::: Stored records

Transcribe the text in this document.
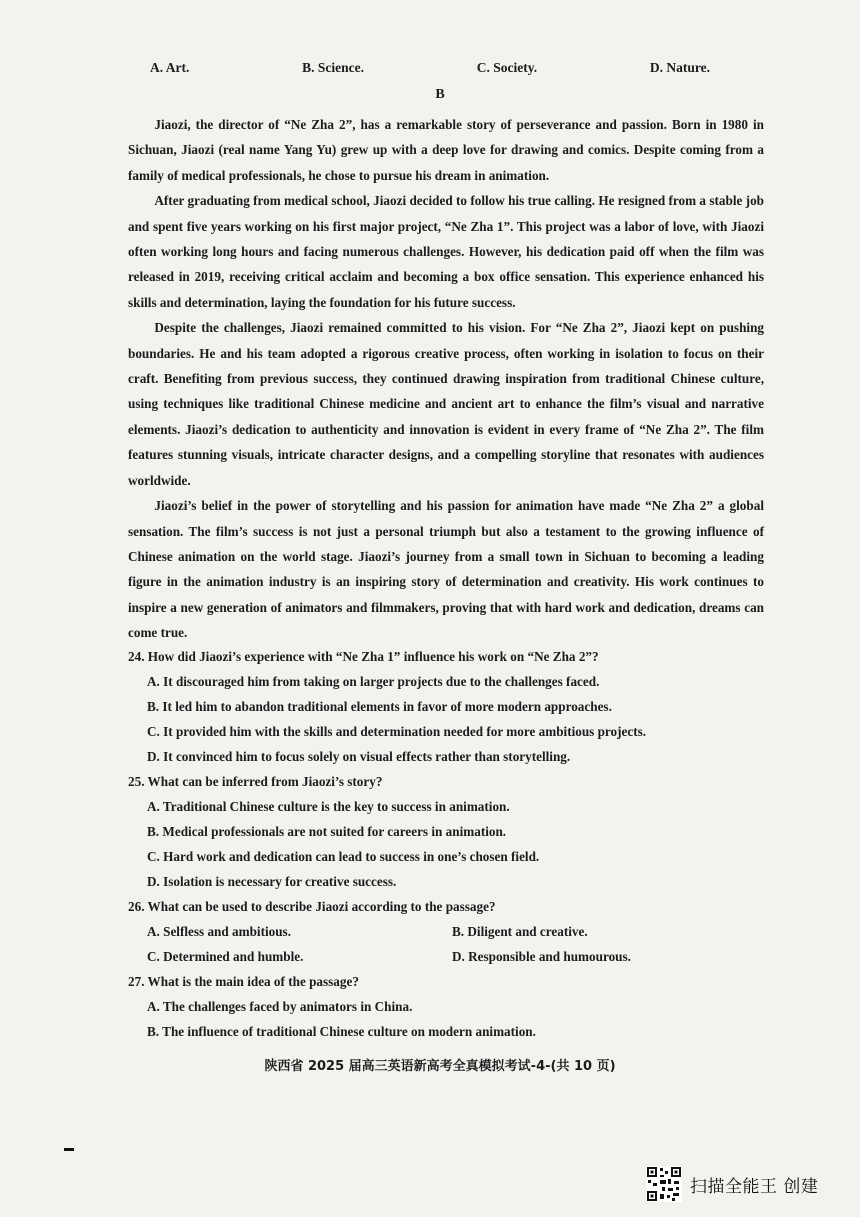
A. Art.	B. Science.	C. Society.	D. Nature.
B

Jiaozi, the director of “Ne Zha 2”, has a remarkable story of perseverance and passion. Born in 1980 in Sichuan, Jiaozi (real name Yang Yu) grew up with a deep love for drawing and comics. Despite coming from a family of medical professionals, he chose to pursue his dream in animation.

After graduating from medical school, Jiaozi decided to follow his true calling. He resigned from a stable job and spent five years working on his first major project, “Ne Zha 1”. This project was a labor of love, with Jiaozi often working long hours and facing numerous challenges. However, his dedication paid off when the film was released in 2019, receiving critical acclaim and becoming a box office sensation. This experience enhanced his skills and determination, laying the foundation for his future success.

Despite the challenges, Jiaozi remained committed to his vision. For “Ne Zha 2”, Jiaozi kept on pushing boundaries. He and his team adopted a rigorous creative process, often working in isolation to focus on their craft. Benefiting from previous success, they continued drawing inspiration from traditional Chinese culture, using techniques like traditional Chinese medicine and ancient art to enhance the film’s visual and narrative elements. Jiaozi’s dedication to authenticity and innovation is evident in every frame of “Ne Zha 2”. The film features stunning visuals, intricate character designs, and a compelling storyline that resonates with audiences worldwide.

Jiaozi’s belief in the power of storytelling and his passion for animation have made “Ne Zha 2” a global sensation. The film’s success is not just a personal triumph but also a testament to the growing influence of Chinese animation on the world stage. Jiaozi’s journey from a small town in Sichuan to becoming a leading figure in the animation industry is an inspiring story of determination and creativity. His work continues to inspire a new generation of animators and filmmakers, proving that with hard work and dedication, dreams can come true.

24. How did Jiaozi’s experience with “Ne Zha 1” influence his work on “Ne Zha 2”?
A. It discouraged him from taking on larger projects due to the challenges faced.
B. It led him to abandon traditional elements in favor of more modern approaches.
C. It provided him with the skills and determination needed for more ambitious projects.
D. It convinced him to focus solely on visual effects rather than storytelling.
25. What can be inferred from Jiaozi’s story?
A. Traditional Chinese culture is the key to success in animation.
B. Medical professionals are not suited for careers in animation.
C. Hard work and dedication can lead to success in one’s chosen field.
D. Isolation is necessary for creative success.
26. What can be used to describe Jiaozi according to the passage?
A. Selfless and ambitious.	B. Diligent and creative.
C. Determined and humble.	D. Responsible and humourous.
27. What is the main idea of the passage?
A. The challenges faced by animators in China.
B. The influence of traditional Chinese culture on modern animation.
陕西省 2025 届高三英语新高考全真模拟考试-4-(共 10 页)
扫描全能王 创建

::::::

■ Task requirements:
Copy every line in the entries above that has the string "true" in it.

■ Result of the task:
After graduating from medical school, Jiaozi decided to follow his true calling. He resigned from a stable job and spent five years working on his first major project, “Ne Zha 1”. This project was a labor of love, with Jiaozi often working long hours and facing numerous challenges. However, his dedication paid off when the film was released in 2019, receiving critical acclaim and becoming a box office sensation. This experience enhanced his skills and determination, laying the foundation for his future success.
Jiaozi’s belief in the power of storytelling and his passion for animation have made “Ne Zha 2” a global sensation. The film’s success is not just a personal triumph but also a testament to the growing influence of Chinese animation on the world stage. Jiaozi’s journey from a small town in Sichuan to becoming a leading figure in the animation industry is an inspiring story of determination and creativity. His work continues to inspire a new generation of animators and filmmakers, proving that with hard work and dedication, dreams can come true.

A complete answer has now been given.